- Requirements
Make an exact copy of all the material below, apart from the pictures.

┌─ Excerpted records

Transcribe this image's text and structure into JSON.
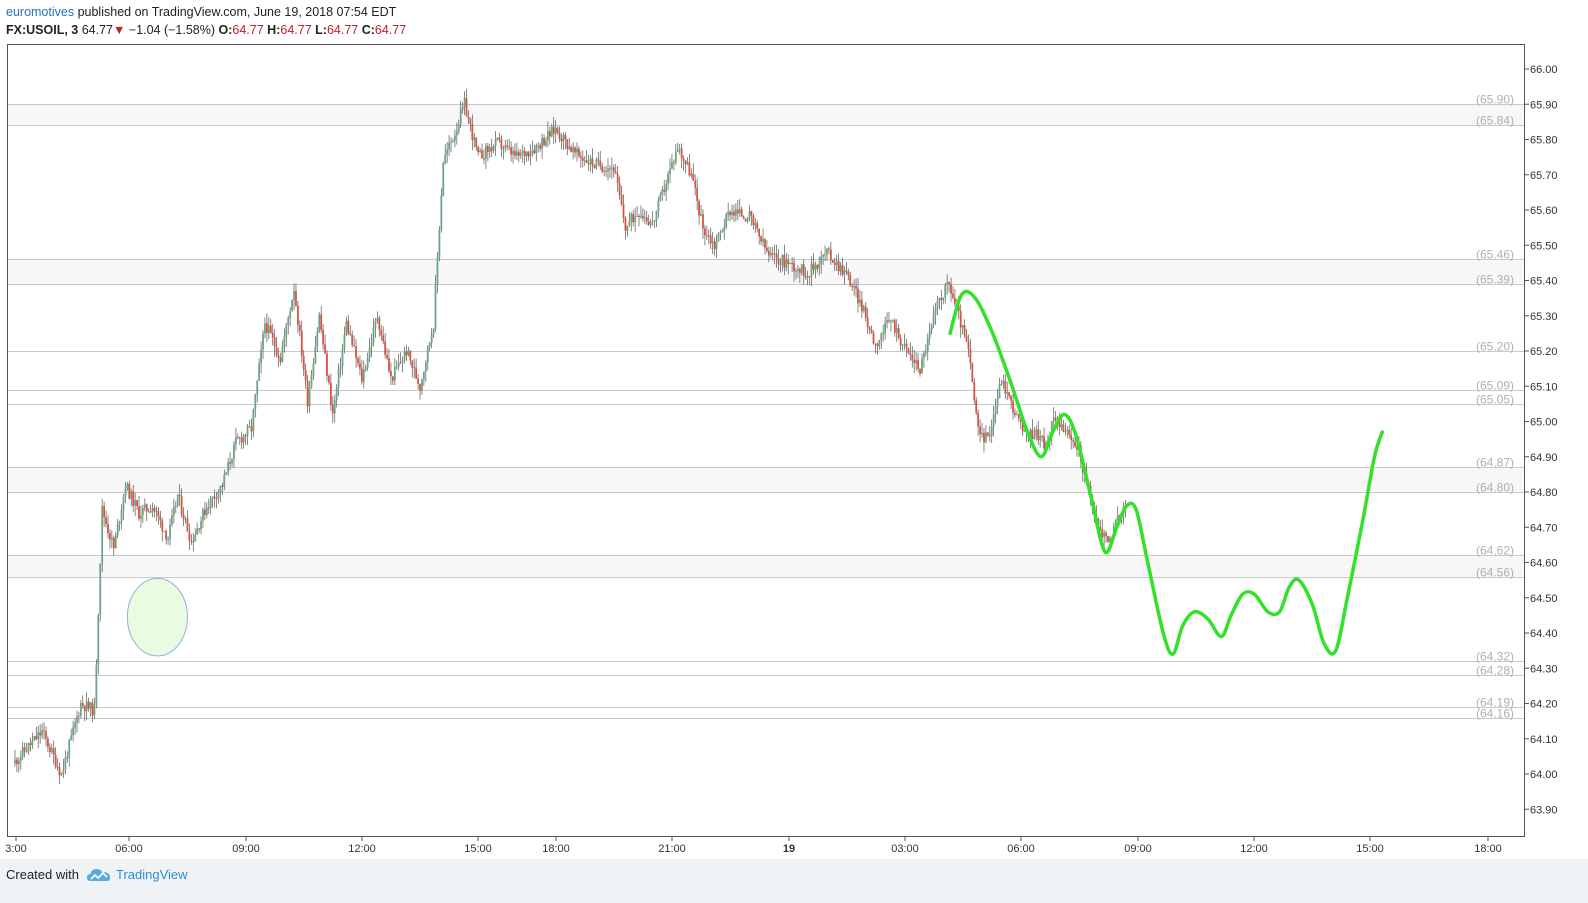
{
  "header": {
    "author": "euromotives",
    "published": "published on TradingView.com, June 19, 2018 07:54 EDT",
    "symbol": "FX:USOIL, 3",
    "last": "64.77",
    "change_arrow": "▼",
    "change": "−1.04 (−1.58%)",
    "o_label": "O:",
    "o_val": "64.77",
    "h_label": "H:",
    "h_val": "64.77",
    "l_label": "L:",
    "l_val": "64.77",
    "c_label": "C:",
    "c_val": "64.77"
  },
  "footer": {
    "created_with": "Created with",
    "brand": "TradingView"
  },
  "colors": {
    "up": "#6ba583",
    "down": "#d75442",
    "drawing": "#33e02a",
    "level_line": "#c9c9c9",
    "level_label": "#b0b0b0",
    "ellipse_fill": "#e9fbe1",
    "ellipse_stroke": "#8fb4d8"
  },
  "chart_data": {
    "type": "candlestick",
    "title": "",
    "xlabel": "",
    "ylabel": "",
    "ylim": [
      63.86,
      66.06
    ],
    "y_ticks": [
      "66.00",
      "65.90",
      "65.80",
      "65.70",
      "65.60",
      "65.50",
      "65.40",
      "65.30",
      "65.20",
      "65.10",
      "65.00",
      "64.90",
      "64.80",
      "64.70",
      "64.60",
      "64.50",
      "64.40",
      "64.30",
      "64.20",
      "64.10",
      "64.00",
      "63.90"
    ],
    "x_ticks": [
      {
        "label": "3:00",
        "bold": false
      },
      {
        "label": "06:00",
        "bold": false
      },
      {
        "label": "09:00",
        "bold": false
      },
      {
        "label": "12:00",
        "bold": false
      },
      {
        "label": "15:00",
        "bold": false
      },
      {
        "label": "18:00",
        "bold": false
      },
      {
        "label": "21:00",
        "bold": false
      },
      {
        "label": "19",
        "bold": true
      },
      {
        "label": "03:00",
        "bold": false
      },
      {
        "label": "06:00",
        "bold": false
      },
      {
        "label": "09:00",
        "bold": false
      },
      {
        "label": "12:00",
        "bold": false
      },
      {
        "label": "15:00",
        "bold": false
      },
      {
        "label": "18:00",
        "bold": false
      }
    ],
    "levels": [
      "65.90",
      "65.84",
      "65.46",
      "65.39",
      "65.20",
      "65.09",
      "65.05",
      "64.87",
      "64.80",
      "64.62",
      "64.56",
      "64.32",
      "64.28",
      "64.19",
      "64.16"
    ],
    "price_path": [
      [
        0,
        64.03
      ],
      [
        1.5,
        64.12
      ],
      [
        2.5,
        64.0
      ],
      [
        3.5,
        64.2
      ],
      [
        4.2,
        64.18
      ],
      [
        4.6,
        64.75
      ],
      [
        5.2,
        64.64
      ],
      [
        5.8,
        64.82
      ],
      [
        6.5,
        64.74
      ],
      [
        7.2,
        64.76
      ],
      [
        8.0,
        64.67
      ],
      [
        8.5,
        64.79
      ],
      [
        9.2,
        64.66
      ],
      [
        10.0,
        64.76
      ],
      [
        10.8,
        64.82
      ],
      [
        11.5,
        64.94
      ],
      [
        12.3,
        64.98
      ],
      [
        13.0,
        65.28
      ],
      [
        13.8,
        65.18
      ],
      [
        14.5,
        65.38
      ],
      [
        15.2,
        65.06
      ],
      [
        15.8,
        65.3
      ],
      [
        16.5,
        65.02
      ],
      [
        17.2,
        65.28
      ],
      [
        18.0,
        65.12
      ],
      [
        18.8,
        65.3
      ],
      [
        19.5,
        65.12
      ],
      [
        20.3,
        65.2
      ],
      [
        21.0,
        65.1
      ],
      [
        21.7,
        65.28
      ],
      [
        22.2,
        65.74
      ],
      [
        22.8,
        65.82
      ],
      [
        23.3,
        65.9
      ],
      [
        24.0,
        65.75
      ],
      [
        25.0,
        65.79
      ],
      [
        26.0,
        65.75
      ],
      [
        27.0,
        65.78
      ],
      [
        28.0,
        65.83
      ],
      [
        29.0,
        65.76
      ],
      [
        30.0,
        65.73
      ],
      [
        31.0,
        65.72
      ],
      [
        31.6,
        65.55
      ],
      [
        32.3,
        65.6
      ],
      [
        33.0,
        65.56
      ],
      [
        33.7,
        65.68
      ],
      [
        34.3,
        65.78
      ],
      [
        35.0,
        65.7
      ],
      [
        35.6,
        65.55
      ],
      [
        36.2,
        65.5
      ],
      [
        37.0,
        65.6
      ],
      [
        38.0,
        65.58
      ],
      [
        39.0,
        65.47
      ],
      [
        40.0,
        65.45
      ],
      [
        41.0,
        65.42
      ],
      [
        42.0,
        65.48
      ],
      [
        43.0,
        65.42
      ],
      [
        43.7,
        65.34
      ],
      [
        44.5,
        65.22
      ],
      [
        45.3,
        65.29
      ],
      [
        46.0,
        65.21
      ],
      [
        46.8,
        65.15
      ],
      [
        47.3,
        65.25
      ],
      [
        47.8,
        65.35
      ],
      [
        48.3,
        65.39
      ],
      [
        48.8,
        65.3
      ],
      [
        49.3,
        65.2
      ],
      [
        49.8,
        64.97
      ],
      [
        50.3,
        64.95
      ],
      [
        51.0,
        65.12
      ],
      [
        51.6,
        65.04
      ],
      [
        52.2,
        64.96
      ],
      [
        52.8,
        64.97
      ],
      [
        53.3,
        64.93
      ],
      [
        53.8,
        65.02
      ],
      [
        54.5,
        64.95
      ],
      [
        55.0,
        64.92
      ],
      [
        55.5,
        64.8
      ],
      [
        56.0,
        64.7
      ],
      [
        56.5,
        64.66
      ],
      [
        57.0,
        64.72
      ],
      [
        57.4,
        64.77
      ]
    ],
    "forecast_path": [
      [
        48.3,
        65.25
      ],
      [
        48.9,
        65.36
      ],
      [
        49.6,
        65.35
      ],
      [
        50.5,
        65.25
      ],
      [
        51.5,
        65.1
      ],
      [
        52.3,
        64.97
      ],
      [
        53.0,
        64.9
      ],
      [
        53.6,
        64.97
      ],
      [
        54.2,
        65.02
      ],
      [
        54.8,
        64.96
      ],
      [
        55.6,
        64.78
      ],
      [
        56.3,
        64.63
      ],
      [
        56.9,
        64.7
      ],
      [
        57.4,
        64.76
      ],
      [
        57.9,
        64.75
      ],
      [
        58.5,
        64.6
      ],
      [
        59.3,
        64.4
      ],
      [
        59.8,
        64.34
      ],
      [
        60.3,
        64.42
      ],
      [
        60.9,
        64.46
      ],
      [
        61.6,
        64.44
      ],
      [
        62.3,
        64.39
      ],
      [
        62.8,
        64.45
      ],
      [
        63.4,
        64.51
      ],
      [
        64.0,
        64.51
      ],
      [
        64.7,
        64.46
      ],
      [
        65.3,
        64.46
      ],
      [
        65.8,
        64.53
      ],
      [
        66.3,
        64.55
      ],
      [
        67.0,
        64.48
      ],
      [
        67.6,
        64.37
      ],
      [
        68.2,
        64.35
      ],
      [
        68.8,
        64.5
      ],
      [
        69.6,
        64.72
      ],
      [
        70.2,
        64.9
      ],
      [
        70.6,
        64.97
      ]
    ],
    "ellipse": {
      "x_center_bar": 7.4,
      "y_center": 64.445,
      "x_radius_bars": 1.55,
      "y_radius": 0.11
    }
  }
}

└─

- The completed task
Transcribe this image's text and structure into JSON.
{
  "header": {
    "author": "euromotives",
    "published": "published on TradingView.com, June 19, 2018 07:54 EDT",
    "symbol": "FX:USOIL, 3",
    "last": "64.77",
    "change_arrow": "▼",
    "change": "−1.04 (−1.58%)",
    "o_label": "O:",
    "o_val": "64.77",
    "h_label": "H:",
    "h_val": "64.77",
    "l_label": "L:",
    "l_val": "64.77",
    "c_label": "C:",
    "c_val": "64.77"
  },
  "footer": {
    "created_with": "Created with",
    "brand": "TradingView"
  },
  "colors": {
    "up": "#6ba583",
    "down": "#d75442",
    "drawing": "#33e02a",
    "level_line": "#c9c9c9",
    "level_label": "#b0b0b0",
    "ellipse_fill": "#e9fbe1",
    "ellipse_stroke": "#8fb4d8"
  },
  "chart_data": {
    "type": "candlestick",
    "title": "",
    "xlabel": "",
    "ylabel": "",
    "ylim": [
      63.86,
      66.06
    ],
    "y_ticks": [
      "66.00",
      "65.90",
      "65.80",
      "65.70",
      "65.60",
      "65.50",
      "65.40",
      "65.30",
      "65.20",
      "65.10",
      "65.00",
      "64.90",
      "64.80",
      "64.70",
      "64.60",
      "64.50",
      "64.40",
      "64.30",
      "64.20",
      "64.10",
      "64.00",
      "63.90"
    ],
    "x_ticks": [
      {
        "label": "3:00",
        "bold": false
      },
      {
        "label": "06:00",
        "bold": false
      },
      {
        "label": "09:00",
        "bold": false
      },
      {
        "label": "12:00",
        "bold": false
      },
      {
        "label": "15:00",
        "bold": false
      },
      {
        "label": "18:00",
        "bold": false
      },
      {
        "label": "21:00",
        "bold": false
      },
      {
        "label": "19",
        "bold": true
      },
      {
        "label": "03:00",
        "bold": false
      },
      {
        "label": "06:00",
        "bold": false
      },
      {
        "label": "09:00",
        "bold": false
      },
      {
        "label": "12:00",
        "bold": false
      },
      {
        "label": "15:00",
        "bold": false
      },
      {
        "label": "18:00",
        "bold": false
      }
    ],
    "levels": [
      "65.90",
      "65.84",
      "65.46",
      "65.39",
      "65.20",
      "65.09",
      "65.05",
      "64.87",
      "64.80",
      "64.62",
      "64.56",
      "64.32",
      "64.28",
      "64.19",
      "64.16"
    ],
    "price_path": [
      [
        0,
        64.03
      ],
      [
        1.5,
        64.12
      ],
      [
        2.5,
        64.0
      ],
      [
        3.5,
        64.2
      ],
      [
        4.2,
        64.18
      ],
      [
        4.6,
        64.75
      ],
      [
        5.2,
        64.64
      ],
      [
        5.8,
        64.82
      ],
      [
        6.5,
        64.74
      ],
      [
        7.2,
        64.76
      ],
      [
        8.0,
        64.67
      ],
      [
        8.5,
        64.79
      ],
      [
        9.2,
        64.66
      ],
      [
        10.0,
        64.76
      ],
      [
        10.8,
        64.82
      ],
      [
        11.5,
        64.94
      ],
      [
        12.3,
        64.98
      ],
      [
        13.0,
        65.28
      ],
      [
        13.8,
        65.18
      ],
      [
        14.5,
        65.38
      ],
      [
        15.2,
        65.06
      ],
      [
        15.8,
        65.3
      ],
      [
        16.5,
        65.02
      ],
      [
        17.2,
        65.28
      ],
      [
        18.0,
        65.12
      ],
      [
        18.8,
        65.3
      ],
      [
        19.5,
        65.12
      ],
      [
        20.3,
        65.2
      ],
      [
        21.0,
        65.1
      ],
      [
        21.7,
        65.28
      ],
      [
        22.2,
        65.74
      ],
      [
        22.8,
        65.82
      ],
      [
        23.3,
        65.9
      ],
      [
        24.0,
        65.75
      ],
      [
        25.0,
        65.79
      ],
      [
        26.0,
        65.75
      ],
      [
        27.0,
        65.78
      ],
      [
        28.0,
        65.83
      ],
      [
        29.0,
        65.76
      ],
      [
        30.0,
        65.73
      ],
      [
        31.0,
        65.72
      ],
      [
        31.6,
        65.55
      ],
      [
        32.3,
        65.6
      ],
      [
        33.0,
        65.56
      ],
      [
        33.7,
        65.68
      ],
      [
        34.3,
        65.78
      ],
      [
        35.0,
        65.7
      ],
      [
        35.6,
        65.55
      ],
      [
        36.2,
        65.5
      ],
      [
        37.0,
        65.6
      ],
      [
        38.0,
        65.58
      ],
      [
        39.0,
        65.47
      ],
      [
        40.0,
        65.45
      ],
      [
        41.0,
        65.42
      ],
      [
        42.0,
        65.48
      ],
      [
        43.0,
        65.42
      ],
      [
        43.7,
        65.34
      ],
      [
        44.5,
        65.22
      ],
      [
        45.3,
        65.29
      ],
      [
        46.0,
        65.21
      ],
      [
        46.8,
        65.15
      ],
      [
        47.3,
        65.25
      ],
      [
        47.8,
        65.35
      ],
      [
        48.3,
        65.39
      ],
      [
        48.8,
        65.3
      ],
      [
        49.3,
        65.2
      ],
      [
        49.8,
        64.97
      ],
      [
        50.3,
        64.95
      ],
      [
        51.0,
        65.12
      ],
      [
        51.6,
        65.04
      ],
      [
        52.2,
        64.96
      ],
      [
        52.8,
        64.97
      ],
      [
        53.3,
        64.93
      ],
      [
        53.8,
        65.02
      ],
      [
        54.5,
        64.95
      ],
      [
        55.0,
        64.92
      ],
      [
        55.5,
        64.8
      ],
      [
        56.0,
        64.7
      ],
      [
        56.5,
        64.66
      ],
      [
        57.0,
        64.72
      ],
      [
        57.4,
        64.77
      ]
    ],
    "forecast_path": [
      [
        48.3,
        65.25
      ],
      [
        48.9,
        65.36
      ],
      [
        49.6,
        65.35
      ],
      [
        50.5,
        65.25
      ],
      [
        51.5,
        65.1
      ],
      [
        52.3,
        64.97
      ],
      [
        53.0,
        64.9
      ],
      [
        53.6,
        64.97
      ],
      [
        54.2,
        65.02
      ],
      [
        54.8,
        64.96
      ],
      [
        55.6,
        64.78
      ],
      [
        56.3,
        64.63
      ],
      [
        56.9,
        64.7
      ],
      [
        57.4,
        64.76
      ],
      [
        57.9,
        64.75
      ],
      [
        58.5,
        64.6
      ],
      [
        59.3,
        64.4
      ],
      [
        59.8,
        64.34
      ],
      [
        60.3,
        64.42
      ],
      [
        60.9,
        64.46
      ],
      [
        61.6,
        64.44
      ],
      [
        62.3,
        64.39
      ],
      [
        62.8,
        64.45
      ],
      [
        63.4,
        64.51
      ],
      [
        64.0,
        64.51
      ],
      [
        64.7,
        64.46
      ],
      [
        65.3,
        64.46
      ],
      [
        65.8,
        64.53
      ],
      [
        66.3,
        64.55
      ],
      [
        67.0,
        64.48
      ],
      [
        67.6,
        64.37
      ],
      [
        68.2,
        64.35
      ],
      [
        68.8,
        64.5
      ],
      [
        69.6,
        64.72
      ],
      [
        70.2,
        64.9
      ],
      [
        70.6,
        64.97
      ]
    ],
    "ellipse": {
      "x_center_bar": 7.4,
      "y_center": 64.445,
      "x_radius_bars": 1.55,
      "y_radius": 0.11
    }
  }
}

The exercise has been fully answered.